- Alıştırma -
Dış politika ilkeleri üzerine olan metinde "4- Sormadan akıl" sözcüklerinden başlayıp "karşılarında yer aldık." sözcüklerine kadar uzanan her şeyi kelimesi kelimesine aktarın.

Atatürk, dönemin Dışişleri Genel Sekreteri Numan Menemencioğlu'na, Türk dış politikadaki beş önemli ilkeyi anlatıyor.
1- Komşularınızın iç işlerine karışmayın.
2- Rusya'yı tahrik etmeyin.
3- Arap ülkeleriyle tarihi, sosyal, kültürel ilişkilerinizi geliştirin. Fakat aralarındaki anlaşmazlıklara karışmayın.
4- Sormadan akıl vermeyin.
5- Batı kültürünü benimseyin, fakat onların emperyalist emellerine alet olmayın.
Ülkemizde, cumhuriyetin ilk yıllarında, dış politikalar bu ilkeler üzerinden uygulandı ise de, zaman içinde, emperyalizme boyun eğen iktidarlarla birlikte, ülkemizin dış politikasında ilke diye bir şey kalmadı.
Arapların işine karışmama şöyle dursun, bizzat karşılarında yer aldık.
Irak'ın işgalinde İngiliz, Fransız, ABD koalisyonun yanında yer aldık.
NATO Üslerini, hava sahamızı kullandırdık, daha da ileri gittik, haçlı askerlerinin sağ salim ülkelerine dönmesi için dua bile ettik.
Libya'nın işgalinde yine haçlı koalisyonunun yanında yer aldık. Önce itiraz eder gibi olduk, NATO'nun Libya'da ne işi var dedik, sonra aba altından sopayı gösterdiklerinde, İzmir'in harekât merkezi olmasına bile razı olduk.
Mısır'da ihvancı olduk, alenen tahrir meydanındaki göstericileri destekledik, ikili ilişkileri askıya aldık, Büyük Elçimizi geri çektik, yıllar sonra Mısır'ın Yunanistan'a yaklaşması ile Akdeniz'deki dengelerin değişmesi sonucu, tekrar ilişkilerin yumuşaması için biz geri adım attık.
Neticede Mısır'la onca yıldır yapılamayan ticarette kaybeden, Türk milleti oldu.
Emperyalizme alet olmamamız gerekirken, yeni Osmanlıcılık hayali ile bizi heveslendiren ABD'nin oyununa gelerek, Suriye'de aktif rol aldık.
Suriye ile stratejik ilişkileri olan, o ülkede askeri üssü olan Rusya'yı ve Çin'i hesap edemedik.
ABD savaş uçakları hava sahamızda cirit atarken biz, hava sahamıza Rus uçağının burnu girdi diye hiçten yere savaş uçaklarını düşürdük ve Rusya'yı karşımıza aldık. Hâlbuki Suriye'de, Rusya'ya rağmen hiçbir şey yapamıyorduk.

- Çıkarılan girdiler -
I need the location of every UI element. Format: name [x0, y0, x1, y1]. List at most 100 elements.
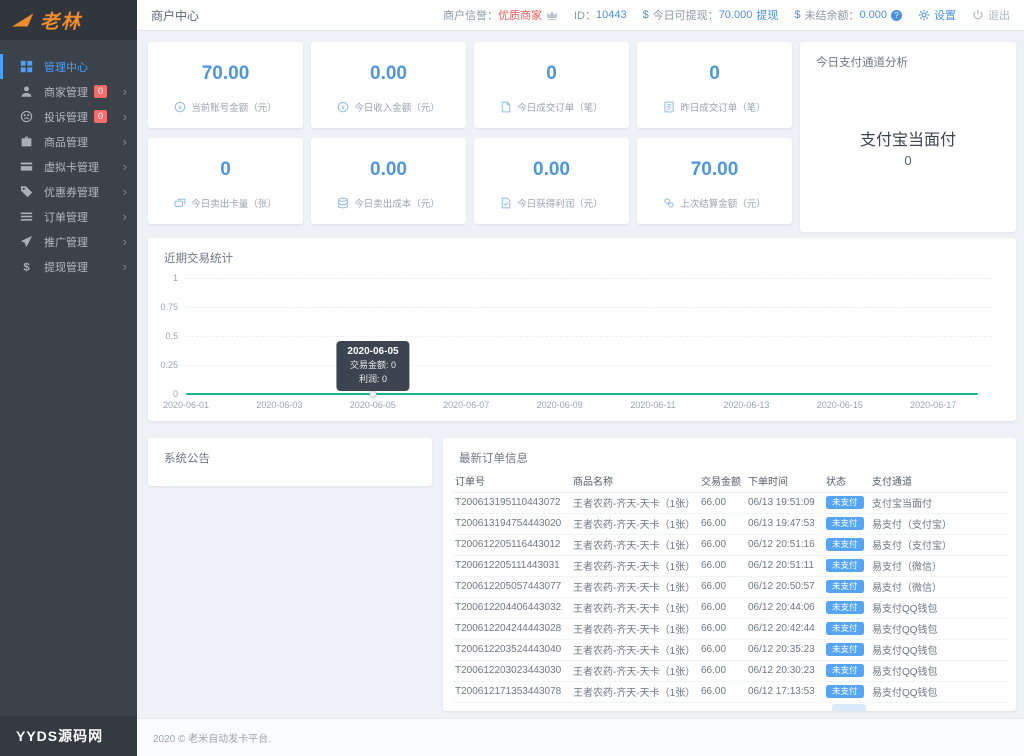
channel-cell: 支付宝当面付 — [870, 492, 1008, 514]
stat-label: 今日收入金额（元） — [354, 103, 440, 114]
copyright-text: 2020 © 老米自动发卡平台. — [153, 734, 271, 745]
order-row: T200612203524443040 王者农药-齐天-天卡（1张） 66.00 06… — [453, 639, 1008, 661]
sidebar-item-merchants[interactable]: 商家管理 0 › — [0, 79, 137, 104]
column-header: 下单时间 — [746, 470, 824, 493]
sidebar-item-label: 投诉管理 — [44, 111, 88, 124]
unsettled-label: 未结余额： — [804, 10, 860, 22]
status-cell: 未支付 — [824, 660, 870, 682]
channel-cell: 易支付（微信） — [870, 576, 1008, 598]
currency-icon: $ — [794, 9, 801, 21]
stat-label-row: 今日获得利润（元） — [474, 196, 629, 210]
stat-label-row: ¥ 当前账号金额（元） — [148, 100, 303, 114]
sidebar-item-label: 管理中心 — [44, 61, 88, 74]
time-cell: 06/12 20:51:16 — [746, 534, 824, 556]
amount-cell: 66.00 — [699, 576, 746, 598]
info-icon[interactable]: ? — [891, 9, 902, 21]
sidebar-item-promotion[interactable]: 推广管理 › — [0, 229, 137, 254]
panel-title: 系统公告 — [164, 453, 210, 465]
coin-icon: ¥ — [337, 101, 349, 113]
order-no-cell: T200613195110443072 — [453, 492, 571, 514]
sidebar-item-withdrawals[interactable]: $ 提现管理 › — [0, 254, 137, 279]
status-cell: 未支付 — [824, 618, 870, 640]
topbar-right: 商户信誉： 优质商家 ID： 10443 $ 今日可提现： 70.000 提现 … — [443, 7, 1010, 23]
sidebar-item-virtual-cards[interactable]: 虚拟卡管理 › — [0, 154, 137, 179]
panel-title: 近期交易统计 — [164, 253, 233, 265]
stat-label: 昨日成交订单（笔） — [680, 103, 766, 114]
sidebar-item-dashboard[interactable]: 管理中心 — [0, 54, 137, 79]
order-row: T200612204244443028 王者农药-齐天-天卡（1张） 66.00 06… — [453, 618, 1008, 640]
withdraw-link[interactable]: 提现 — [756, 7, 778, 23]
sidebar-item-label: 推广管理 — [44, 236, 88, 249]
status-cell: 未支付 — [824, 534, 870, 556]
brand-logo-text: 老林 — [40, 11, 83, 33]
product-cell: 王者农药-齐天-天卡（1张） — [571, 492, 699, 514]
product-cell: 王者农药-齐天-天卡（1张） — [571, 618, 699, 640]
sidebar-item-complaints[interactable]: 投诉管理 0 › — [0, 104, 137, 129]
notification-badge: 0 — [94, 110, 108, 123]
stat-card: 0 今日成交订单（笔） — [474, 42, 629, 128]
channel-cell: 易支付（支付宝） — [870, 534, 1008, 556]
status-badge: 未支付 — [826, 537, 864, 552]
file-icon — [500, 101, 512, 113]
order-row: T200613194754443020 王者农药-齐天-天卡（1张） 66.00 06… — [453, 513, 1008, 535]
brand-logo[interactable]: 老林 — [0, 0, 137, 40]
channel-name: 支付宝当面付 — [859, 132, 956, 149]
y-tick-label: 0.75 — [160, 302, 178, 312]
order-row: T200612171353443078 王者农药-齐天-天卡（1张） 66.00 06… — [453, 681, 1008, 703]
amount-cell: 66.00 — [699, 513, 746, 535]
order-no-cell: T200612203524443040 — [453, 639, 571, 661]
x-tick-label: 2020-06-11 — [630, 400, 676, 410]
product-cell: 王者农药-齐天-天卡（1张） — [571, 555, 699, 577]
x-tick-label: 2020-06-13 — [723, 400, 770, 410]
footer: 2020 © 老米自动发卡平台. — [137, 718, 1024, 756]
chart-plot-area[interactable] — [186, 270, 978, 396]
partial-row-badge — [832, 704, 866, 711]
stat-label: 上次结算金额（元） — [680, 199, 766, 210]
chart-marker-dot — [369, 390, 377, 398]
order-no-cell: T200612204406443032 — [453, 597, 571, 619]
status-badge: 未支付 — [826, 558, 864, 573]
panel-title: 今日支付通道分析 — [816, 57, 908, 69]
chevron-right-icon: › — [122, 109, 127, 124]
user-icon — [20, 85, 33, 98]
topbar: 商户中心 商户信誉： 优质商家 ID： 10443 $ 今日可提现： 70.00… — [137, 0, 1024, 31]
channel-cell: 易支付QQ钱包 — [870, 681, 1008, 703]
sidebar-item-orders[interactable]: 订单管理 › — [0, 204, 137, 229]
x-tick-label: 2020-06-05 — [349, 400, 396, 410]
logout-button[interactable]: 退出 — [988, 7, 1010, 23]
status-badge: 未支付 — [826, 516, 864, 531]
order-no-cell: T200612171353443078 — [453, 681, 571, 703]
brand-swoosh-icon — [12, 13, 34, 27]
stat-label-row: 今日卖出卡量（张） — [148, 196, 303, 210]
sidebar-item-products[interactable]: 商品管理 › — [0, 129, 137, 154]
order-row: T200613195110443072 王者农药-齐天-天卡（1张） 66.00 06… — [453, 492, 1008, 514]
tag-icon — [20, 185, 33, 198]
chevron-right-icon: › — [122, 234, 127, 249]
channel-cell: 易支付QQ钱包 — [870, 618, 1008, 640]
withdrawable-label: 今日可提现： — [652, 10, 719, 22]
sidebar: 老林 管理中心商家管理 0 › 投诉管理 0 › 商品管理 › 虚拟卡管理 › 优惠券管理 › 订单管理… — [0, 0, 137, 756]
status-badge: 未支付 — [826, 495, 864, 510]
main-area: 商户中心 商户信誉： 优质商家 ID： 10443 $ 今日可提现： 70.00… — [137, 0, 1024, 756]
reputation-value: 优质商家 — [497, 10, 542, 22]
currency-icon: $ — [642, 9, 649, 21]
amount-cell: 66.00 — [699, 555, 746, 577]
paper-plane-icon — [20, 235, 33, 248]
y-tick-label: 1 — [172, 273, 178, 283]
stat-card: 70.00 ¥ 当前账号金额（元） — [148, 42, 303, 128]
stat-value: 0.00 — [533, 159, 570, 180]
sidebar-item-coupons[interactable]: 优惠券管理 › — [0, 179, 137, 204]
withdrawable-value: 70.000 — [718, 9, 753, 21]
channel-cell: 易支付QQ钱包 — [870, 639, 1008, 661]
stat-label-row: 上次结算金额（元） — [637, 196, 792, 210]
credit-card-icon — [20, 160, 33, 173]
time-cell: 06/13 19:51:09 — [746, 492, 824, 514]
cards-icon — [174, 197, 186, 209]
product-cell: 王者农药-齐天-天卡（1张） — [571, 534, 699, 556]
settings-button[interactable]: 设置 — [934, 7, 956, 23]
tooltip-date: 2020-06-05 — [347, 346, 399, 357]
dashboard-icon — [20, 60, 33, 73]
order-no-cell: T200612203023443030 — [453, 660, 571, 682]
chart-series-line — [186, 393, 978, 395]
sidebar-item-label: 提现管理 — [44, 261, 88, 274]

- Yanıt -
4- Sormadan akıl vermeyin.
5- Batı kültürünü benimseyin, fakat onların emperyalist emellerine alet olmayın.
Ülkemizde, cumhuriyetin ilk yıllarında, dış politikalar bu ilkeler üzerinden uygulandı ise de, zaman içinde, emperyalizme boyun eğen iktidarlarla birlikte, ülkemizin dış politikasında ilke diye bir şey kalmadı.
Arapların işine karışmama şöyle dursun, bizzat karşılarında yer aldık.